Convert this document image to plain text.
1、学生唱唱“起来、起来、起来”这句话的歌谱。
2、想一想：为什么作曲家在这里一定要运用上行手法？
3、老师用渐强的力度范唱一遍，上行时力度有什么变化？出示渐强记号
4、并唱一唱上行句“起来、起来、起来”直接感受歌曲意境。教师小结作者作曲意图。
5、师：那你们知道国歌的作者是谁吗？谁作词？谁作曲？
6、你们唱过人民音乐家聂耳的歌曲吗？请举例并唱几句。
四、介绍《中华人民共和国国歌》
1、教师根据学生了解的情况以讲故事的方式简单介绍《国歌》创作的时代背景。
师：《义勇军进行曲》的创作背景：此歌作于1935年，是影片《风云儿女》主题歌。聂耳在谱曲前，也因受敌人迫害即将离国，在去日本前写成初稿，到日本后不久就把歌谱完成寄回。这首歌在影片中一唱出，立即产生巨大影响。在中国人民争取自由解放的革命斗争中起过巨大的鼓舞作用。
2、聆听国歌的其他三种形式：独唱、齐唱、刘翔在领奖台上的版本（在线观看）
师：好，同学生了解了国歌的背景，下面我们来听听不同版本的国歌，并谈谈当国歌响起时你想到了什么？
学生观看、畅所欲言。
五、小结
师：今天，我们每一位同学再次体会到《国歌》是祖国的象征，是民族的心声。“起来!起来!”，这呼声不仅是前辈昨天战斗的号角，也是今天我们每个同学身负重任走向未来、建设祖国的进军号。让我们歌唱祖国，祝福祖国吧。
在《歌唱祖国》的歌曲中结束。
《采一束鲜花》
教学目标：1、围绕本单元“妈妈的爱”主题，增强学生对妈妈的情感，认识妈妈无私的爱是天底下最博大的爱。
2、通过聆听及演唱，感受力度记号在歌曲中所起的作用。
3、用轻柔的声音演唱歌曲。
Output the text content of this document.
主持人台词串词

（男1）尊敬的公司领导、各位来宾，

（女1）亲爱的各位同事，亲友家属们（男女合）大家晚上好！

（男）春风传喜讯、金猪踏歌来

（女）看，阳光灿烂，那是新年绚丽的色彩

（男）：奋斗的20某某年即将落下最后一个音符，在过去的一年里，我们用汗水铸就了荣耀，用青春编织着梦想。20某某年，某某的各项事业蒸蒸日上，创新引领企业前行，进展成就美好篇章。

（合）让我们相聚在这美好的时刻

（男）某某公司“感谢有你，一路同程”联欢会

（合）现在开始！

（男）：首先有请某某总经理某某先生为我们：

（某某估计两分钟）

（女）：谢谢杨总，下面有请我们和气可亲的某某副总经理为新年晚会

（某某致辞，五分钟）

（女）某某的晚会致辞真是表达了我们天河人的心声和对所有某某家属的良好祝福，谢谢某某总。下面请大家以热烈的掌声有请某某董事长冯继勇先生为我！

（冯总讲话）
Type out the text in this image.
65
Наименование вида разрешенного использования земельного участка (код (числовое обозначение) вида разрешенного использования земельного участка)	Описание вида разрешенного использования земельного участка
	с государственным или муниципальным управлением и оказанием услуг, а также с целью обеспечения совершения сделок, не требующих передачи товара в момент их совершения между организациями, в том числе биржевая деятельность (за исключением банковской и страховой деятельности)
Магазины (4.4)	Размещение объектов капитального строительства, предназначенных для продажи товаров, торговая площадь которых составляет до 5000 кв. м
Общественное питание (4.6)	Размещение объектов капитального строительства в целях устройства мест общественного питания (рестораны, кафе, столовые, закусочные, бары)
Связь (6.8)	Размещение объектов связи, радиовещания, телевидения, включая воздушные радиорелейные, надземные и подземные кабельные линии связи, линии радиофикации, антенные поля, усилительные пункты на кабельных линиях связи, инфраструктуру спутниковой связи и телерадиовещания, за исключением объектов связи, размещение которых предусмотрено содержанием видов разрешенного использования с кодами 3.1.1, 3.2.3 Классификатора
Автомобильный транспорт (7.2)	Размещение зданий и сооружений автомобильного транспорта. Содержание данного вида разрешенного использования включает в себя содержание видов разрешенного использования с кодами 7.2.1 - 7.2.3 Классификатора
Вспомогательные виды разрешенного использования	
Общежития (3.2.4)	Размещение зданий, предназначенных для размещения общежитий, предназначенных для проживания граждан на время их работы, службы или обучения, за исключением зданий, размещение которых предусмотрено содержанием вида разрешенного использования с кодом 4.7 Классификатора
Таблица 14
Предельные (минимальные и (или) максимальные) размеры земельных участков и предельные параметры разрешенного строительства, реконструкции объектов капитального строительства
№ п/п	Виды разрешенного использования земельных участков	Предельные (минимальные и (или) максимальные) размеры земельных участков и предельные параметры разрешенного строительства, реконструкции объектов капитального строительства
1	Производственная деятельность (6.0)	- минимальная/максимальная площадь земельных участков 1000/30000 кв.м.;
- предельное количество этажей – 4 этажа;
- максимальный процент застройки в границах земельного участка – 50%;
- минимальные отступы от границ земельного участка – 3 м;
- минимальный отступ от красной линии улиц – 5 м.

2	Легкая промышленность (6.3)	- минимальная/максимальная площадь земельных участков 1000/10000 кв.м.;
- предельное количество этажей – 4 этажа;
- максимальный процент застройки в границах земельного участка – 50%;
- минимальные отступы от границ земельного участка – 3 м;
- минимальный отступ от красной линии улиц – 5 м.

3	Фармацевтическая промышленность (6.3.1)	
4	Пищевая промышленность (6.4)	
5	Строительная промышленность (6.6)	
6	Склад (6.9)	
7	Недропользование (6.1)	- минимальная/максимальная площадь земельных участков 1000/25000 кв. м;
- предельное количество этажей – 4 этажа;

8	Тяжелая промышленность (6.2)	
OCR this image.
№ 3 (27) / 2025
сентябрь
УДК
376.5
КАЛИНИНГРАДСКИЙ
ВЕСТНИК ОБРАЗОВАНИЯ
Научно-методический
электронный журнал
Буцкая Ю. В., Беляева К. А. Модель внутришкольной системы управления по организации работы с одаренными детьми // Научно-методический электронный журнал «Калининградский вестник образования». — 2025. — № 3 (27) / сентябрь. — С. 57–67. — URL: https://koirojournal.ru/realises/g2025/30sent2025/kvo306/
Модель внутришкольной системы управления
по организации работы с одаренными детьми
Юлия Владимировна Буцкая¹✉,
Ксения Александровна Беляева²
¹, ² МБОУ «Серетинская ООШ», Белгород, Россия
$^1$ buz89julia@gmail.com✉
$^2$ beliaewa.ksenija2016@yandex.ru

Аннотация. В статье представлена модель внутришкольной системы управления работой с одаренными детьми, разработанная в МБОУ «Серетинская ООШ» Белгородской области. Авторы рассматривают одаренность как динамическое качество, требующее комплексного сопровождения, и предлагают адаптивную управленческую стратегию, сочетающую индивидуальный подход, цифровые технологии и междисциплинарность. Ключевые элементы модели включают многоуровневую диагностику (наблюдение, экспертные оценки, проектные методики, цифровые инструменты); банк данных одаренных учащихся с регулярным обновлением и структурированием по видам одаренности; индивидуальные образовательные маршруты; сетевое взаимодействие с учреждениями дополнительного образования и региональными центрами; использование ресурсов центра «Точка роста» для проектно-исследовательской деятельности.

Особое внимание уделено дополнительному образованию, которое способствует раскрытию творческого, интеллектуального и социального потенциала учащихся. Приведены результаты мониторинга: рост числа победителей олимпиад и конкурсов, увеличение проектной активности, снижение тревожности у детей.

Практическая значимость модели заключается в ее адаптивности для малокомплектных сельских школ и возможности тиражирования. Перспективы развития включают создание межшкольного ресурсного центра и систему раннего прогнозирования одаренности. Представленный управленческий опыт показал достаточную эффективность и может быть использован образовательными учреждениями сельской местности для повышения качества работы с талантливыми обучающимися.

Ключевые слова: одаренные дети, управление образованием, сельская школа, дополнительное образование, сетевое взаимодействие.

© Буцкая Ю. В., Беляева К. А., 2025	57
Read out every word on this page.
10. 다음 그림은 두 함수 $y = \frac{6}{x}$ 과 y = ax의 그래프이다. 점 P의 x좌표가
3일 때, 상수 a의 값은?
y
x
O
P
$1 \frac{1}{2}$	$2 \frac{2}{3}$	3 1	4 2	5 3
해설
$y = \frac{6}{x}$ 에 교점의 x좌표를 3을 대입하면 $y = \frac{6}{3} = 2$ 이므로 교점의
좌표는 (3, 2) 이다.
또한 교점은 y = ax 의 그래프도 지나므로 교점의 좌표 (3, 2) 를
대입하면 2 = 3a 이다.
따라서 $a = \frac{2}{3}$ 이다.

· · · · ·

Set problem: Copy each line exactly, from the line containing "Read out every word on this page." down to the last line of the material, and no other lines.

Exercise response:
Read out every word on this page.
10. 다음 그림은 두 함수 $y = \frac{6}{x}$ 과 y = ax의 그래프이다. 점 P의 x좌표가
3일 때, 상수 a의 값은?
y
x
O
P
$1 \frac{1}{2}$	$2 \frac{2}{3}$	3 1	4 2	5 3
해설
$y = \frac{6}{x}$ 에 교점의 x좌표를 3을 대입하면 $y = \frac{6}{3} = 2$ 이므로 교점의
좌표는 (3, 2) 이다.
또한 교점은 y = ax 의 그래프도 지나므로 교점의 좌표 (3, 2) 를
대입하면 2 = 3a 이다.
따라서 $a = \frac{2}{3}$ 이다.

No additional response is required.